══ Text ══
So it is good to remember that there is two sides to the coin. France is throwing no rope to anyone. France is trying to salvage what it can vefore the tide really turnes. And my guess, Syria's answer to France now will come in few words resembling something like "shove it, its too late", or "sorry,Mr. Chirac, but its your turn to make ammends".
Not many will be able to digest the above words, and yes, "might is right", but that is when "might" is not confornted by "another might" coming from other direction and carries deeper historical, national and forces supplemented by a will to resist.
And for those who will lable those words as none sense, I am not an intern at Tishreen news paper, I am not a member of any Mukhabrat, and I am on the regiem's payroll or whatever such descriptions and labels reserved for thos of us who do not really believe in the good intentions of the the US admin and who at the same time refuse to laydown and play dead just because the Roman Legions -or Bizantain, or the British Impire, or General Gauraud,the Might IDF, or the world's lone Super Power moost recently- think we should be paralised by "shock and awo" just because they come knocking at our door and asking for the keys to all we hold dear and beloved.
═══
§ **Task goal**:
Repeat the passage in the text on France and Syria word for word, starting with "And for those" and going on through "dear and beloved.".
══ Stored data ══
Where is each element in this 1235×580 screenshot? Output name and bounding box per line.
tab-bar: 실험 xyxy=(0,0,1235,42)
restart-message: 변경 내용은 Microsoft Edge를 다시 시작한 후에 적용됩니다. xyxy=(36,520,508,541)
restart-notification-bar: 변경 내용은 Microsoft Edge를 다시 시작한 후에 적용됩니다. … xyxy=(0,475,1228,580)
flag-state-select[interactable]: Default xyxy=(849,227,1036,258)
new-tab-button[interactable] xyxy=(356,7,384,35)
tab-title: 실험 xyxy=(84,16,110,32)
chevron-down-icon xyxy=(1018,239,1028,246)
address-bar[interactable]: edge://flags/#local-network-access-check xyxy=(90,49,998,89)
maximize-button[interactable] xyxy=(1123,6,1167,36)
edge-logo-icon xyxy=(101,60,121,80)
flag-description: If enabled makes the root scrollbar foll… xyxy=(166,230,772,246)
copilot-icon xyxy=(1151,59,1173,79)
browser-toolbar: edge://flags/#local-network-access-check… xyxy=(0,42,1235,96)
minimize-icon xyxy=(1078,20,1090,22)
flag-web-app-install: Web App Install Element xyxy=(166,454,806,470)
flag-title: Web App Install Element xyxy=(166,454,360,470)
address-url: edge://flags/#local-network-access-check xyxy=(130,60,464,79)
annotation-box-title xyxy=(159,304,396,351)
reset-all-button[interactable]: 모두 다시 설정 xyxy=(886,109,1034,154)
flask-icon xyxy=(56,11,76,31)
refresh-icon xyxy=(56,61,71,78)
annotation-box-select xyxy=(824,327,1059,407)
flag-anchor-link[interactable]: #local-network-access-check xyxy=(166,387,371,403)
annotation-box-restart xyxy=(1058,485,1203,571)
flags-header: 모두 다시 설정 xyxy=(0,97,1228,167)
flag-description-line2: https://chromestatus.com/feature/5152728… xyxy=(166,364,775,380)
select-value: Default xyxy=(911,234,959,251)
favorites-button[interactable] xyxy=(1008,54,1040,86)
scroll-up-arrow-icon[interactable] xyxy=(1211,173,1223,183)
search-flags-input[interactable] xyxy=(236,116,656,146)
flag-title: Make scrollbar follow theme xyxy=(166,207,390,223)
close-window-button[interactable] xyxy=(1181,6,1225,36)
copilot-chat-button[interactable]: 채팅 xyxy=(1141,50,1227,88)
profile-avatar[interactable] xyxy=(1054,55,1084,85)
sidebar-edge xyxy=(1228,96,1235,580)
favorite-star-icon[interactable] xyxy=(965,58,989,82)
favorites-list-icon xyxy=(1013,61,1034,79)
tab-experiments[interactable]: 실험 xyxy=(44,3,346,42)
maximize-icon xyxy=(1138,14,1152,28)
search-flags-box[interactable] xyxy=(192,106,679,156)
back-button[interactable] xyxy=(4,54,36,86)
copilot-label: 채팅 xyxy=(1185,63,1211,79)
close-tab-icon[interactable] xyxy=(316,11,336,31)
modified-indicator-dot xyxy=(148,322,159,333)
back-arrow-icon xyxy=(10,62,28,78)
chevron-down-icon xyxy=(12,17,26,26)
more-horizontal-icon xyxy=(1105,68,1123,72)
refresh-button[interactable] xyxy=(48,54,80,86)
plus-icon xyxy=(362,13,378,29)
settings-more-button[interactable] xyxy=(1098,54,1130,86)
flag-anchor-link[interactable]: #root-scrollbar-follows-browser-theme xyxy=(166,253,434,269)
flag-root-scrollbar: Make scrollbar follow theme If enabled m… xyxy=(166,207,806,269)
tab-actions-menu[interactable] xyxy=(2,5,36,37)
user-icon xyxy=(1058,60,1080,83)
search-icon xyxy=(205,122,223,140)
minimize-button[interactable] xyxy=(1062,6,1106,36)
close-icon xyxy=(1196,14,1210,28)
═══
§ **Task result**:
And for those who will lable those words as none sense, I am not an intern at Tishreen news paper, I am not a member of any Mukhabrat, and I am on the regiem's payroll or whatever such descriptions and labels reserved for thos of us who do not really believe in the good intentions of the the US admin and who at the same time refuse to laydown and play dead just because the Roman Legions -or Bizantain, or the British Impire, or General Gauraud,the Might IDF, or the world's lone Super Power moost recently- think we should be paralised by "shock and awo" just because they come knocking at our door and asking for the keys to all we hold dear and beloved.